AIM OF THE TASK |
Exactly repeat the full listing that follows.

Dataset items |
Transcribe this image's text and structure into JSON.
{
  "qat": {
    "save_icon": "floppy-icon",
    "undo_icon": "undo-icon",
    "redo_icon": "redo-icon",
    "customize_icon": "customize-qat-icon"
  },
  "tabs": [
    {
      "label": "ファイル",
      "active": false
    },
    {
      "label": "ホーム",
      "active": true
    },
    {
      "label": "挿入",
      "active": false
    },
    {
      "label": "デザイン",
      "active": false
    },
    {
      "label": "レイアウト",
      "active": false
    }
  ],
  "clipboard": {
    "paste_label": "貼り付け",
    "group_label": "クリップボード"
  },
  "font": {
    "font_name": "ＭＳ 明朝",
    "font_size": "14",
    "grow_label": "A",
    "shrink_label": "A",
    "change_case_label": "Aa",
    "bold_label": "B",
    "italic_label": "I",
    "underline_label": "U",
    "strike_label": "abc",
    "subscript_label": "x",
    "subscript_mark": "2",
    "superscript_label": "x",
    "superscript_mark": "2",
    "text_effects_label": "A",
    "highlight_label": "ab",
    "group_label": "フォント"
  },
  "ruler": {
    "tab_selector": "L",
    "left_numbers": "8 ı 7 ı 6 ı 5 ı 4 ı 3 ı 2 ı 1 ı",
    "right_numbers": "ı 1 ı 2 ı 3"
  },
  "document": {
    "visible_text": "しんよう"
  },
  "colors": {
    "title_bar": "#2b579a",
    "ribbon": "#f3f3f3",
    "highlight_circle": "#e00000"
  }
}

CORRECT OUTPUT |
Transcribe this image's text and structure into JSON.
{
  "qat": {
    "save_icon": "floppy-icon",
    "undo_icon": "undo-icon",
    "redo_icon": "redo-icon",
    "customize_icon": "customize-qat-icon"
  },
  "tabs": [
    {
      "label": "ファイル",
      "active": false
    },
    {
      "label": "ホーム",
      "active": true
    },
    {
      "label": "挿入",
      "active": false
    },
    {
      "label": "デザイン",
      "active": false
    },
    {
      "label": "レイアウト",
      "active": false
    }
  ],
  "clipboard": {
    "paste_label": "貼り付け",
    "group_label": "クリップボード"
  },
  "font": {
    "font_name": "ＭＳ 明朝",
    "font_size": "14",
    "grow_label": "A",
    "shrink_label": "A",
    "change_case_label": "Aa",
    "bold_label": "B",
    "italic_label": "I",
    "underline_label": "U",
    "strike_label": "abc",
    "subscript_label": "x",
    "subscript_mark": "2",
    "superscript_label": "x",
    "superscript_mark": "2",
    "text_effects_label": "A",
    "highlight_label": "ab",
    "group_label": "フォント"
  },
  "ruler": {
    "tab_selector": "L",
    "left_numbers": "8 ı 7 ı 6 ı 5 ı 4 ı 3 ı 2 ı 1 ı",
    "right_numbers": "ı 1 ı 2 ı 3"
  },
  "document": {
    "visible_text": "しんよう"
  },
  "colors": {
    "title_bar": "#2b579a",
    "ribbon": "#f3f3f3",
    "highlight_circle": "#e00000"
  }
}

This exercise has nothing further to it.